== Supplied entries ==
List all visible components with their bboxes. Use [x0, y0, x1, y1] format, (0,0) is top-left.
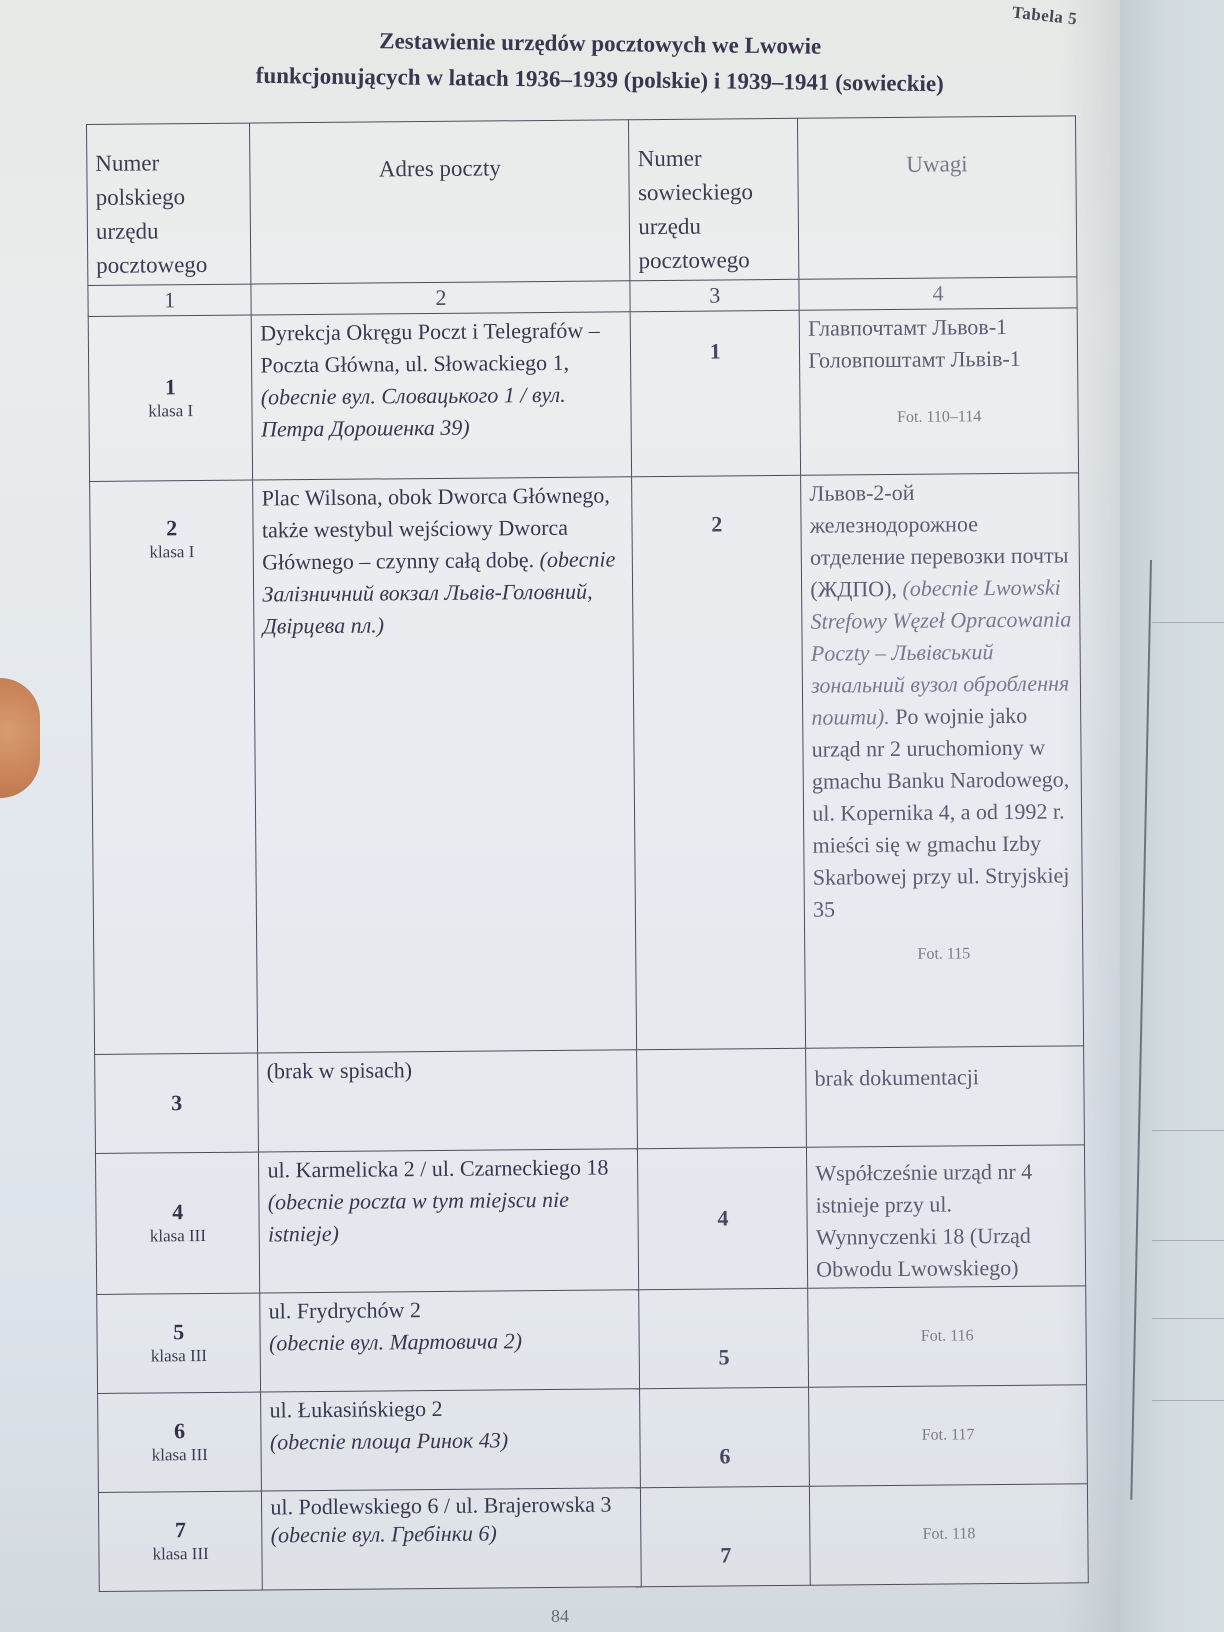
header-soviet-number: Numer sowieckiego urzędu pocztowego	[629, 118, 799, 280]
soviet-number-cell: 5	[639, 1288, 809, 1388]
header-remarks: Uwagi	[798, 116, 1077, 279]
address-note: (obecnie вул. Гребінки 6)	[271, 1518, 633, 1549]
table-header-row: Numer polskiego urzędu pocztowego Adres …	[87, 116, 1077, 286]
address-note: (obecnie площа Ринок 43)	[270, 1423, 632, 1458]
soviet-number-cell: 7	[641, 1486, 811, 1586]
column-number: 4	[799, 277, 1077, 310]
table-row: 2 klasa I Plac Wilsona, obok Dworca Głów…	[90, 473, 1084, 1055]
soviet-number-cell: 2	[632, 475, 806, 1049]
address-note: (obecnie вул. Мартовича 2)	[269, 1324, 631, 1359]
soviet-number-cell	[637, 1048, 807, 1148]
thumb-holding-page	[0, 678, 40, 798]
photo-reference: Fot. 115	[813, 937, 1074, 971]
header-address: Adres poczty	[250, 120, 630, 284]
photo-reference: Fot. 116	[817, 1319, 1078, 1353]
soviet-number: 5	[648, 1341, 800, 1374]
soviet-number: 7	[650, 1539, 802, 1572]
column-number: 2	[251, 281, 630, 315]
polish-number: 2	[98, 515, 245, 542]
table-label: Tabela 5	[1011, 3, 1078, 30]
remarks-text: brak dokumentacji	[814, 1064, 979, 1090]
document-title: Zestawienie urzędów pocztowych we Lwowie…	[150, 21, 1051, 104]
polish-number: 5	[105, 1319, 252, 1346]
remarks-text: Współcześnie urząd nr 4 istnieje przy ul…	[815, 1159, 1032, 1282]
adjacent-page-row-line	[1152, 1400, 1224, 1401]
remarks-cell: Львов-2-ой железнодорожное отделение пер…	[801, 473, 1084, 1048]
soviet-number-cell: 4	[638, 1147, 808, 1289]
polish-number-cell: 2 klasa I	[90, 480, 258, 1054]
address-text: ul. Frydrychów 2	[269, 1292, 631, 1327]
adjacent-page-row-line	[1152, 1318, 1224, 1319]
remarks-cell: brak dokumentacji	[806, 1046, 1085, 1147]
header-polish-number: Numer polskiego urzędu pocztowego	[87, 123, 252, 285]
remarks-cell: Fot. 118	[810, 1484, 1089, 1585]
polish-number-cell: 6 klasa III	[98, 1392, 262, 1492]
address-cell: (brak w spisach)	[258, 1050, 638, 1152]
adjacent-page-row-line	[1152, 1240, 1224, 1241]
adjacent-page-row-line	[1152, 622, 1224, 623]
office-class: klasa I	[99, 541, 246, 564]
office-class: klasa III	[107, 1543, 254, 1566]
address-text: Dyrekcja Okręgu Poczt i Telegrafów – Poc…	[260, 318, 600, 378]
remarks-cell: Współcześnie urząd nr 4 istnieje przy ul…	[807, 1145, 1086, 1288]
soviet-number-cell: 6	[640, 1387, 810, 1487]
address-note: (obecnie poczta w tym miejscu nie istnie…	[268, 1187, 569, 1247]
soviet-number: 1	[639, 335, 791, 368]
soviet-number-cell: 1	[631, 310, 801, 476]
polish-number-cell: 1 klasa I	[88, 315, 253, 481]
table-row: 5 klasa III ul. Frydrychów 2 (obecnie ву…	[97, 1286, 1087, 1394]
soviet-number: 4	[647, 1202, 799, 1235]
polish-number: 1	[97, 374, 244, 401]
office-class: klasa III	[106, 1345, 253, 1368]
polish-number: 7	[107, 1517, 254, 1544]
page-number: 84	[0, 1606, 1120, 1627]
address-note: (obecnie вул. Словацького 1 / вул. Петра…	[261, 382, 566, 442]
remarks-cell: Fot. 116	[808, 1286, 1087, 1387]
photo-reference: Fot. 118	[818, 1517, 1079, 1551]
address-text: ul. Karmelicka 2 / ul. Czarneckiego 18	[267, 1154, 608, 1182]
table-row: 4 klasa III ul. Karmelicka 2 / ul. Czarn…	[95, 1145, 1085, 1295]
document-page: Tabela 5 Zestawienie urzędów pocztowych …	[0, 0, 1120, 1632]
polish-number-cell: 4 klasa III	[95, 1152, 260, 1294]
polish-number: 3	[103, 1090, 250, 1117]
office-class: klasa III	[107, 1444, 254, 1467]
address-text: ul. Podlewskiego 6 / ul. Brajerowska 3	[270, 1490, 632, 1521]
soviet-number: 6	[649, 1440, 801, 1473]
adjacent-page	[1120, 0, 1224, 1632]
table-row: 1 klasa I Dyrekcja Okręgu Poczt i Telegr…	[88, 308, 1078, 482]
address-cell: Dyrekcja Okręgu Poczt i Telegrafów – Poc…	[252, 312, 632, 480]
remarks-cell: Главпочтамт Львов-1 Головпоштамт Львів-1…	[799, 308, 1078, 475]
soviet-number: 2	[641, 508, 793, 541]
address-cell: Plac Wilsona, obok Dworca Głównego, takż…	[253, 477, 637, 1053]
column-number: 3	[630, 279, 799, 311]
photo-reference: Fot. 117	[818, 1418, 1079, 1452]
table-row: 7 klasa III ul. Podlewskiego 6 / ul. Bra…	[98, 1484, 1088, 1592]
table-row: 3 (brak w spisach) brak dokumentacji	[95, 1046, 1085, 1154]
adjacent-page-row-line	[1152, 1130, 1224, 1131]
remarks-cell: Fot. 117	[809, 1385, 1088, 1486]
remarks-extra: Po wojnie jako urząd nr 2 uruchomiony w …	[812, 703, 1070, 922]
address-cell: ul. Podlewskiego 6 / ul. Brajerowska 3 (…	[262, 1488, 642, 1590]
address-cell: ul. Łukasińskiego 2 (obecnie площа Ринок…	[261, 1389, 641, 1491]
post-offices-table: Numer polskiego urzędu pocztowego Adres …	[86, 115, 1089, 1592]
office-class: klasa I	[97, 400, 244, 423]
polish-number-cell: 5 klasa III	[97, 1293, 261, 1393]
adjacent-page-table-border	[1130, 560, 1152, 1500]
address-text: (brak w spisach)	[267, 1057, 413, 1083]
office-class: klasa III	[105, 1225, 252, 1248]
address-cell: ul. Karmelicka 2 / ul. Czarneckiego 18 (…	[259, 1149, 639, 1293]
polish-number: 6	[106, 1418, 253, 1445]
address-text: ul. Łukasińskiego 2	[269, 1391, 631, 1426]
table-row: 6 klasa III ul. Łukasińskiego 2 (obecnie…	[98, 1385, 1088, 1493]
polish-number: 4	[104, 1199, 251, 1226]
remarks-text: Главпочтамт Львов-1 Головпоштамт Львів-1	[808, 314, 1021, 373]
polish-number-cell: 7 klasa III	[98, 1491, 262, 1591]
polish-number-cell: 3	[95, 1053, 259, 1153]
address-cell: ul. Frydrychów 2 (obecnie вул. Мартовича…	[260, 1290, 640, 1392]
photo-reference: Fot. 110–114	[809, 400, 1070, 434]
column-number: 1	[88, 284, 252, 316]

== What you should do ==
Quote the lines of the material above from the line with "header-soviet-number: Numer sowieckiego" to the line with "address-note: (obecnie площа", both included, character for character and nothing else.

== Written answer ==
header-soviet-number: Numer sowieckiego urzędu pocztowego	[629, 118, 799, 280]
soviet-number-cell: 5	[639, 1288, 809, 1388]
header-remarks: Uwagi	[798, 116, 1077, 279]
address-note: (obecnie вул. Гребінки 6)	[271, 1518, 633, 1549]
table-header-row: Numer polskiego urzędu pocztowego Adres …	[87, 116, 1077, 286]
address-note: (obecnie площа Ринок 43)	[270, 1423, 632, 1458]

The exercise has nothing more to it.